(Dataset records)
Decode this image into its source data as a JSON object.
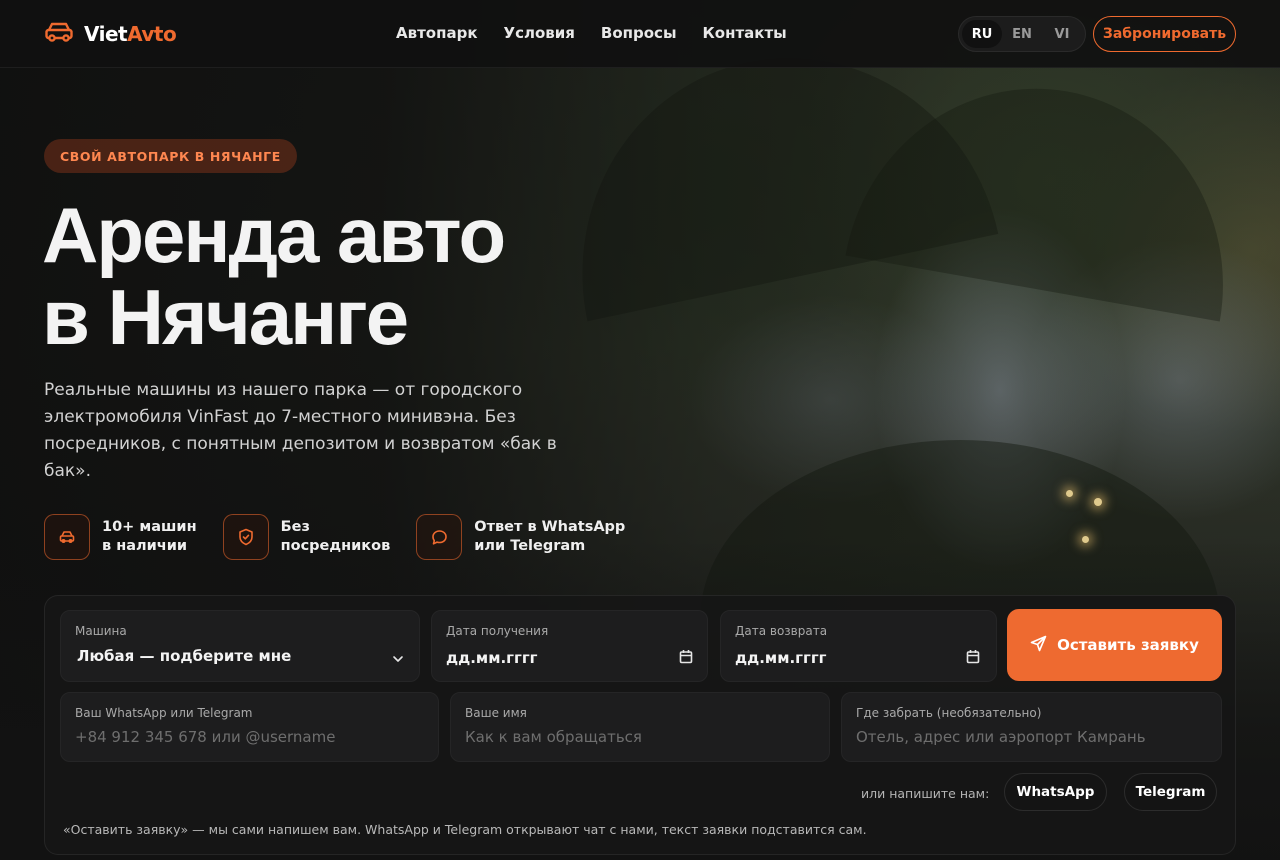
{
  "brand": {
    "name_part1": "Viet",
    "name_part2": "Avto",
    "accent_color": "#ef6a2f",
    "logo_icon": "car-icon"
  },
  "nav": {
    "links": [
      "Автопарк",
      "Условия",
      "Вопросы",
      "Контакты"
    ],
    "languages": [
      "RU",
      "EN",
      "VI"
    ],
    "active_language": "RU",
    "cta_label": "Забронировать"
  },
  "hero": {
    "badge": "СВОЙ АВТОПАРК В НЯЧАНГЕ",
    "title_line1": "Аренда авто",
    "title_line2": "в Нячанге",
    "subtitle": "Реальные машины из нашего парка — от городского электромобиля VinFast до 7-местного минивэна. Без посредников, с понятным депозитом и возвратом «бак в бак».",
    "features": [
      {
        "icon": "car-icon",
        "line1": "10+ машин",
        "line2": "в наличии"
      },
      {
        "icon": "shield-check-icon",
        "line1": "Без",
        "line2": "посредников"
      },
      {
        "icon": "chat-bubble-icon",
        "line1": "Ответ в WhatsApp",
        "line2": "или Telegram"
      }
    ]
  },
  "booking": {
    "car": {
      "label": "Машина",
      "value": "Любая — подберите мне"
    },
    "pickup_date": {
      "label": "Дата получения",
      "value": "дд.мм.гггг"
    },
    "return_date": {
      "label": "Дата возврата",
      "value": "дд.мм.гггг"
    },
    "submit_label": "Оставить заявку",
    "contact": {
      "label": "Ваш WhatsApp или Telegram",
      "placeholder": "+84 912 345 678 или @username"
    },
    "name": {
      "label": "Ваше имя",
      "placeholder": "Как к вам обращаться"
    },
    "location": {
      "label": "Где забрать (необязательно)",
      "placeholder": "Отель, адрес или аэропорт Камрань"
    },
    "alt_contact_label": "или напишите нам:",
    "whatsapp_label": "WhatsApp",
    "telegram_label": "Telegram",
    "note": "«Оставить заявку» — мы сами напишем вам. WhatsApp и Telegram открывают чат с нами, текст заявки подставится сам."
  }
}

Given task: Print the listing above in full, exactly as written. Omit any pictures.

Result:
Decode this image into its source data as a JSON object.
{
  "brand": {
    "name_part1": "Viet",
    "name_part2": "Avto",
    "accent_color": "#ef6a2f",
    "logo_icon": "car-icon"
  },
  "nav": {
    "links": [
      "Автопарк",
      "Условия",
      "Вопросы",
      "Контакты"
    ],
    "languages": [
      "RU",
      "EN",
      "VI"
    ],
    "active_language": "RU",
    "cta_label": "Забронировать"
  },
  "hero": {
    "badge": "СВОЙ АВТОПАРК В НЯЧАНГЕ",
    "title_line1": "Аренда авто",
    "title_line2": "в Нячанге",
    "subtitle": "Реальные машины из нашего парка — от городского электромобиля VinFast до 7-местного минивэна. Без посредников, с понятным депозитом и возвратом «бак в бак».",
    "features": [
      {
        "icon": "car-icon",
        "line1": "10+ машин",
        "line2": "в наличии"
      },
      {
        "icon": "shield-check-icon",
        "line1": "Без",
        "line2": "посредников"
      },
      {
        "icon": "chat-bubble-icon",
        "line1": "Ответ в WhatsApp",
        "line2": "или Telegram"
      }
    ]
  },
  "booking": {
    "car": {
      "label": "Машина",
      "value": "Любая — подберите мне"
    },
    "pickup_date": {
      "label": "Дата получения",
      "value": "дд.мм.гггг"
    },
    "return_date": {
      "label": "Дата возврата",
      "value": "дд.мм.гггг"
    },
    "submit_label": "Оставить заявку",
    "contact": {
      "label": "Ваш WhatsApp или Telegram",
      "placeholder": "+84 912 345 678 или @username"
    },
    "name": {
      "label": "Ваше имя",
      "placeholder": "Как к вам обращаться"
    },
    "location": {
      "label": "Где забрать (необязательно)",
      "placeholder": "Отель, адрес или аэропорт Камрань"
    },
    "alt_contact_label": "или напишите нам:",
    "whatsapp_label": "WhatsApp",
    "telegram_label": "Telegram",
    "note": "«Оставить заявку» — мы сами напишем вам. WhatsApp и Telegram открывают чат с нами, текст заявки подставится сам."
  }
}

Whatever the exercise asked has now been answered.